_What you are asked to do:_ Search the material below for the word "Barbara" and copy every line in which it occurs.

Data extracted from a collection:
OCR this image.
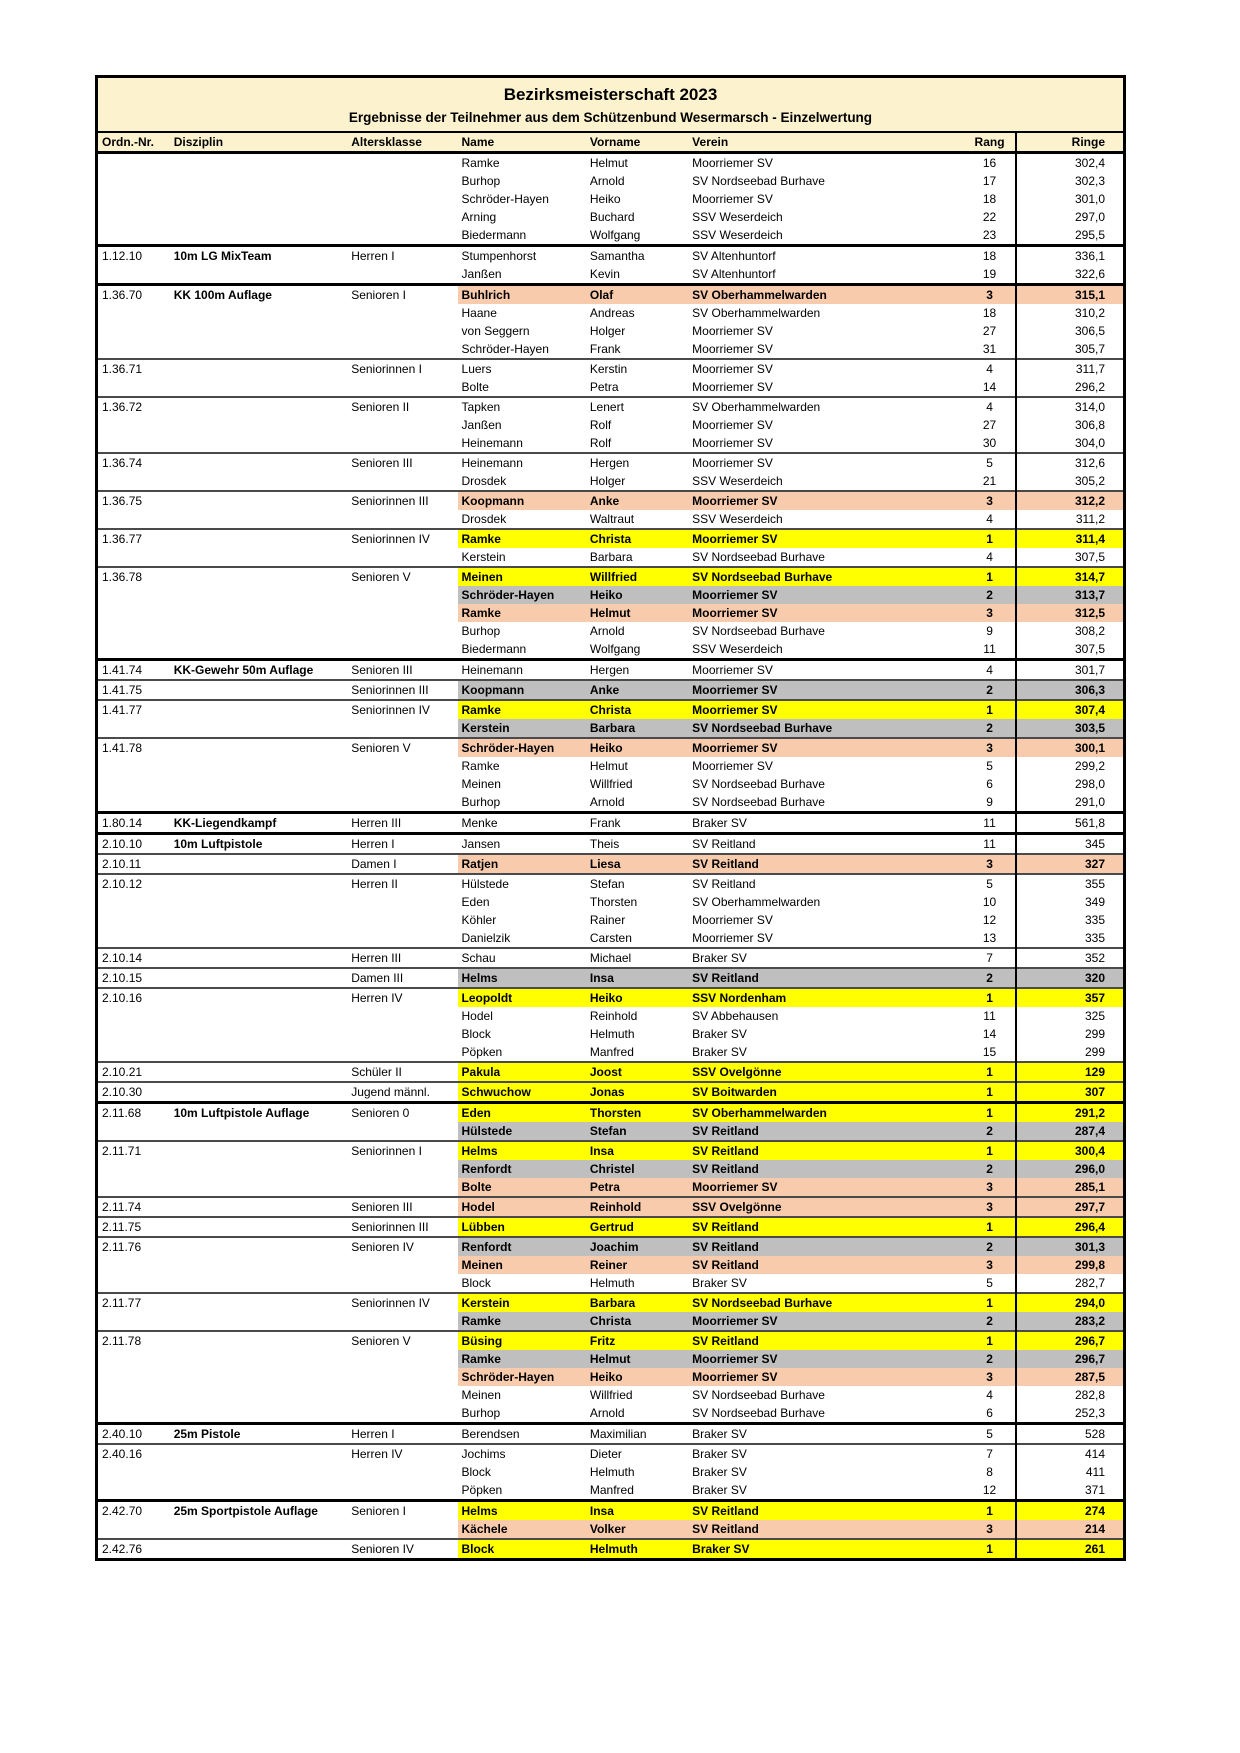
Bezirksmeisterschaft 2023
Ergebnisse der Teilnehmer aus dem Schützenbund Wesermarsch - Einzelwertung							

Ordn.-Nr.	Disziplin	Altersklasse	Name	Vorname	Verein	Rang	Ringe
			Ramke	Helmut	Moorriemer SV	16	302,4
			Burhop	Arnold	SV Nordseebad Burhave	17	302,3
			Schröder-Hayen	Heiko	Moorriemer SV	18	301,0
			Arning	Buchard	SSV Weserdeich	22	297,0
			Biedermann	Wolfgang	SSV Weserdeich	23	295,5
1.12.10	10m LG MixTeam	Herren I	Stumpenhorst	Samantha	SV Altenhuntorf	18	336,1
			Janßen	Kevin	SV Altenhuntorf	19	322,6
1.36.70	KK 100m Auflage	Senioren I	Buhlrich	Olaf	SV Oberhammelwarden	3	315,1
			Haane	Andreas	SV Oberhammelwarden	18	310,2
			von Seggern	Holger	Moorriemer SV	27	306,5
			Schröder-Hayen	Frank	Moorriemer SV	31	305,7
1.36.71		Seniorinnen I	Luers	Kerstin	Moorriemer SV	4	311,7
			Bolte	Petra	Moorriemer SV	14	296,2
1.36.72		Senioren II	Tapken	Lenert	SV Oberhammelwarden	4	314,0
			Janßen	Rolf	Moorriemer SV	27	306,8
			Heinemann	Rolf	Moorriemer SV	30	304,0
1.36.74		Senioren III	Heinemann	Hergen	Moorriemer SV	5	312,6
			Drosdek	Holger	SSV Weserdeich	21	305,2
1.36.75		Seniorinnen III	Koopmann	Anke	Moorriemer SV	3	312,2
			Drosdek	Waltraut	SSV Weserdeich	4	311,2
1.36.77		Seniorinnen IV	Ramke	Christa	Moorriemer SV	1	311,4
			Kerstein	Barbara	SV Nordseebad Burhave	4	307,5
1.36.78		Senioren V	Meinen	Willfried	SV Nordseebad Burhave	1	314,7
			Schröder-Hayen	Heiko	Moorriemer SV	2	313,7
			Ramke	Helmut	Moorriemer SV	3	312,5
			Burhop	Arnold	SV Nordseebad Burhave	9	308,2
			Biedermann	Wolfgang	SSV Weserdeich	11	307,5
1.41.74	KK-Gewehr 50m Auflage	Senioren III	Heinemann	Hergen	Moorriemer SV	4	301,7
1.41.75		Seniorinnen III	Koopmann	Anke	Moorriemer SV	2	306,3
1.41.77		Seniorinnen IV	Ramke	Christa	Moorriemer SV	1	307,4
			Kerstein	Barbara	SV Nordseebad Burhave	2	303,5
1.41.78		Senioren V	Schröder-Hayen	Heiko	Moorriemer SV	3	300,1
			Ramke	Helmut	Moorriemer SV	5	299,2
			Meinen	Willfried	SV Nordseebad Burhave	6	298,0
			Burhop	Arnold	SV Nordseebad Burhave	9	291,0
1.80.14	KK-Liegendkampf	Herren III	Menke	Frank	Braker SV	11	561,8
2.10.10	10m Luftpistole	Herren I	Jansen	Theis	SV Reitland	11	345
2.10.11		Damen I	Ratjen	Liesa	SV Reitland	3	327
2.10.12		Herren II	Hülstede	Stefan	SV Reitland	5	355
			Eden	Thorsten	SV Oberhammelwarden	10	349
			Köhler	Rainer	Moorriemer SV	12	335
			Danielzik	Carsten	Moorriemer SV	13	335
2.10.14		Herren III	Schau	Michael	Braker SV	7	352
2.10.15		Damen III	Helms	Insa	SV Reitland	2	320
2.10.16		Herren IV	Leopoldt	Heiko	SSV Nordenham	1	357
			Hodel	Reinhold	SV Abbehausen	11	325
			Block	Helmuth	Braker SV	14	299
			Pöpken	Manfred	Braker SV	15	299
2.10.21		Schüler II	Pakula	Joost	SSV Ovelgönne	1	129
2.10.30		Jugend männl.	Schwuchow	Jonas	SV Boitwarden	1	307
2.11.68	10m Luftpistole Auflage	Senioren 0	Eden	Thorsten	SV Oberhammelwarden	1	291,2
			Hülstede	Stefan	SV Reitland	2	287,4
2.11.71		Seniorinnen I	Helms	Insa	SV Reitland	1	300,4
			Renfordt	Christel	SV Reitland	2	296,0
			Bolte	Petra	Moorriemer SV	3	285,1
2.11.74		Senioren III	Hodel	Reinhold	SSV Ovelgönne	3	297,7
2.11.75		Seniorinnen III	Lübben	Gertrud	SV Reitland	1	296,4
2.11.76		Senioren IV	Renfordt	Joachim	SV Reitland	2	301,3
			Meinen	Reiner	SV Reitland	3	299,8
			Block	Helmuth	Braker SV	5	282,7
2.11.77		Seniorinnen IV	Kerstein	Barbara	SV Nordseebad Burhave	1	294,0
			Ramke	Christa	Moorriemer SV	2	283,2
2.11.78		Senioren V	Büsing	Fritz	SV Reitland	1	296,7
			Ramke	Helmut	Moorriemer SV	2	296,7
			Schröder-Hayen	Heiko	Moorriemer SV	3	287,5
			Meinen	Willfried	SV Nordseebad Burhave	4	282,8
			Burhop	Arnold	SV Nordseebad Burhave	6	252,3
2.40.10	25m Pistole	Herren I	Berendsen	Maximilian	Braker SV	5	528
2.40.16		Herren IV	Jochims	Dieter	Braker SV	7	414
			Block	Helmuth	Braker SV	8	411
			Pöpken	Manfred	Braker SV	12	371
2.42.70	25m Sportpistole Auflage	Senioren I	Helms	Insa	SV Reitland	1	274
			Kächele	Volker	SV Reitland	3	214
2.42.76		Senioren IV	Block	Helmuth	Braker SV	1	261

_Result below:_
			Kerstein	Barbara	SV Nordseebad Burhave	4	307,5
			Kerstein	Barbara	SV Nordseebad Burhave	2	303,5
2.11.77		Seniorinnen IV	Kerstein	Barbara	SV Nordseebad Burhave	1	294,0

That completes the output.